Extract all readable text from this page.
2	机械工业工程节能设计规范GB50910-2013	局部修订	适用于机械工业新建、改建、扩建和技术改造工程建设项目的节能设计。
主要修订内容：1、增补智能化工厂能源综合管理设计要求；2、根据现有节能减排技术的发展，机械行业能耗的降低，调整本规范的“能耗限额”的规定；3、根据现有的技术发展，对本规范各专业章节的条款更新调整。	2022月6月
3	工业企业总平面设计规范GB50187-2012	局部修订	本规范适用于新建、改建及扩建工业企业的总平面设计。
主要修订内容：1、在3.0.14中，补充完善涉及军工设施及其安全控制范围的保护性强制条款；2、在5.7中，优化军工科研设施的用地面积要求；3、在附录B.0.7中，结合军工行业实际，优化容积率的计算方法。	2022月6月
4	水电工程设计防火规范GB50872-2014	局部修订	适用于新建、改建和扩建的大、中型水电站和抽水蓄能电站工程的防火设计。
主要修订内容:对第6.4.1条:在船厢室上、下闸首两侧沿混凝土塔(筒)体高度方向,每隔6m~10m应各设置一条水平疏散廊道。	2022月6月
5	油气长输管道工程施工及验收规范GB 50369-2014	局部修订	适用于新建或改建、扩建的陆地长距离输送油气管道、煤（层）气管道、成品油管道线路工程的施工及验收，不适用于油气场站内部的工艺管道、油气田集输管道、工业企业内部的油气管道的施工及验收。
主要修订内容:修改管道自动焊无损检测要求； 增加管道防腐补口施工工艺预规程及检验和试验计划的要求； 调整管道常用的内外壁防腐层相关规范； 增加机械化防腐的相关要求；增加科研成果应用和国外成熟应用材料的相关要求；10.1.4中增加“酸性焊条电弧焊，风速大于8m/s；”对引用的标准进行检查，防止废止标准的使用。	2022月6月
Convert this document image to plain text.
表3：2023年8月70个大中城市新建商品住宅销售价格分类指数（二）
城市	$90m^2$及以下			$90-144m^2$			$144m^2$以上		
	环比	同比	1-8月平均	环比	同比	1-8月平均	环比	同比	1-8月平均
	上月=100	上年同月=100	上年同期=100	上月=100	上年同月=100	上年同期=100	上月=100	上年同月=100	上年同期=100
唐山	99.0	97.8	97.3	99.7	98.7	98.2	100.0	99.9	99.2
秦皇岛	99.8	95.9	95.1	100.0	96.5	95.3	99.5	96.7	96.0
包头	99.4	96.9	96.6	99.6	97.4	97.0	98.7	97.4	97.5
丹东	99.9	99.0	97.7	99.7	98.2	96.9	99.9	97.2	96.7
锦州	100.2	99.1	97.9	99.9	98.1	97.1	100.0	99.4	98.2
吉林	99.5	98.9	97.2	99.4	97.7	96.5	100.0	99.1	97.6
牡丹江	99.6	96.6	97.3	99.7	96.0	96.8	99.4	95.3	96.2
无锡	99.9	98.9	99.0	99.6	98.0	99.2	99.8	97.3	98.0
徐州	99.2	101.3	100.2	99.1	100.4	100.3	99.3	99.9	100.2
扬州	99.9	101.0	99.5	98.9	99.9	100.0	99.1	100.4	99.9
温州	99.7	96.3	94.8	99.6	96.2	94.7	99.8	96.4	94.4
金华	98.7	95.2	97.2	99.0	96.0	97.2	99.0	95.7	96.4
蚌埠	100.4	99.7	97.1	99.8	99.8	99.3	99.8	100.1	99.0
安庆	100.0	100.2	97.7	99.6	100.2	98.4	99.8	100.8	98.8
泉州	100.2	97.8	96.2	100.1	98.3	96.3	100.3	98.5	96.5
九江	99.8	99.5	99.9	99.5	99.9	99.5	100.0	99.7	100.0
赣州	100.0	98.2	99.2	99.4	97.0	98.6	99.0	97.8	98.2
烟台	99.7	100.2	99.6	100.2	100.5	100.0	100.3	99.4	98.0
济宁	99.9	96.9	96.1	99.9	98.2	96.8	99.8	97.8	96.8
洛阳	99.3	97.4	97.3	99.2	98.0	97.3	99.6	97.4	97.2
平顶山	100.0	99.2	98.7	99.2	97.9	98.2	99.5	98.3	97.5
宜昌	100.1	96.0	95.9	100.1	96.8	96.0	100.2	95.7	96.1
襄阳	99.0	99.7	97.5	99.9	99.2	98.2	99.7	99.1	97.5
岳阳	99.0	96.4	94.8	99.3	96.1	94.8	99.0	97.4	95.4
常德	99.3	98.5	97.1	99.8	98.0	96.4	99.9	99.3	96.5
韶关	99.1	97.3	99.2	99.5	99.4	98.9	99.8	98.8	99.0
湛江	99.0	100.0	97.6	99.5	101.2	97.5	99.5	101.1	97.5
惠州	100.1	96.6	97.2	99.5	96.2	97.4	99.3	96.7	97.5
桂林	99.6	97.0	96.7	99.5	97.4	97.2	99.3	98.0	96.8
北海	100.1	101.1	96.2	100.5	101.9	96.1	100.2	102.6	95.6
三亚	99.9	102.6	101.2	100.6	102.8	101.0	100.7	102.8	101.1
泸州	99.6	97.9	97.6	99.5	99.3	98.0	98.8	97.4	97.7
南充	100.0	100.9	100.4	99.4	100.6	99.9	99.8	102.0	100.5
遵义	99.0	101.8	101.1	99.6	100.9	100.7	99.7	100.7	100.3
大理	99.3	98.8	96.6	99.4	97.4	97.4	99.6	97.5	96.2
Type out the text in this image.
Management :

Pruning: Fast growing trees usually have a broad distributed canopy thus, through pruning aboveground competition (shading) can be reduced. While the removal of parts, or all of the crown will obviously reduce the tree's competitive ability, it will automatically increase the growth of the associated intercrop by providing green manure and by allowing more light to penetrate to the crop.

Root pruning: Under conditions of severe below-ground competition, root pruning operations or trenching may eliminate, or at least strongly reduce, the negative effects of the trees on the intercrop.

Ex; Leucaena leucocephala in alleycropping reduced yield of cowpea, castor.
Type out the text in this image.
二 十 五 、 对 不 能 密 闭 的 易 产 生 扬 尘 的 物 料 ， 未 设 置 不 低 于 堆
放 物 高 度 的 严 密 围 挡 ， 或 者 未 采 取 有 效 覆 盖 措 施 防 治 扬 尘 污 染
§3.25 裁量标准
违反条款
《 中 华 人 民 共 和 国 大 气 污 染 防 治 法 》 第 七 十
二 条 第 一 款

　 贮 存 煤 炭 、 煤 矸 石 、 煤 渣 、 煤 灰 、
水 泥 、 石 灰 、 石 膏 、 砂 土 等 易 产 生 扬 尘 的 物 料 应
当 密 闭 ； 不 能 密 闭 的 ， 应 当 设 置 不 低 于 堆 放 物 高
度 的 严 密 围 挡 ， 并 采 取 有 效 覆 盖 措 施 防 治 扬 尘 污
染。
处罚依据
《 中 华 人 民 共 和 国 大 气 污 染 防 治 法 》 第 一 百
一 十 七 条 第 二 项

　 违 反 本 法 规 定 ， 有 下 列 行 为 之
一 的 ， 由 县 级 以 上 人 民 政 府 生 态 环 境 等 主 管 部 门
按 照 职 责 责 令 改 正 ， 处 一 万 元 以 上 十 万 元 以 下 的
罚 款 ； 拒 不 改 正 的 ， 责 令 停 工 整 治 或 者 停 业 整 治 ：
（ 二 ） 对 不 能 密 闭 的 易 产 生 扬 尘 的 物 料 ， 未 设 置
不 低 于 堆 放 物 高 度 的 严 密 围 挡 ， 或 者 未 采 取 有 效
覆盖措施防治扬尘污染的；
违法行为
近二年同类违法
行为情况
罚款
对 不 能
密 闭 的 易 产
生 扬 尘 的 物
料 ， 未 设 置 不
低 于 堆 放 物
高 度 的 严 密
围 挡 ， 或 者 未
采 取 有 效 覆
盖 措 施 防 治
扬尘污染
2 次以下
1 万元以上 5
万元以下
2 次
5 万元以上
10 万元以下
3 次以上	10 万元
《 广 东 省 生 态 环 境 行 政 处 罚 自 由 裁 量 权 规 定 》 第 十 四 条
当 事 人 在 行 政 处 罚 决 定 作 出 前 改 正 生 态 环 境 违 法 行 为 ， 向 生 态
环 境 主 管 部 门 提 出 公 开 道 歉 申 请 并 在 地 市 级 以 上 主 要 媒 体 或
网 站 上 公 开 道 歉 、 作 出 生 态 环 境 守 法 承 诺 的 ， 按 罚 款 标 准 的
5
━━━━━━━━
:: WHAT YOU NEED TO DO ::
Copy out every line of the data that includes the word "text".

:: EXERCISE ANSWER ::
Extract all readable text from this page.
Convert this document image to plain text.
Type out the text in this image.
Type out the text in this image.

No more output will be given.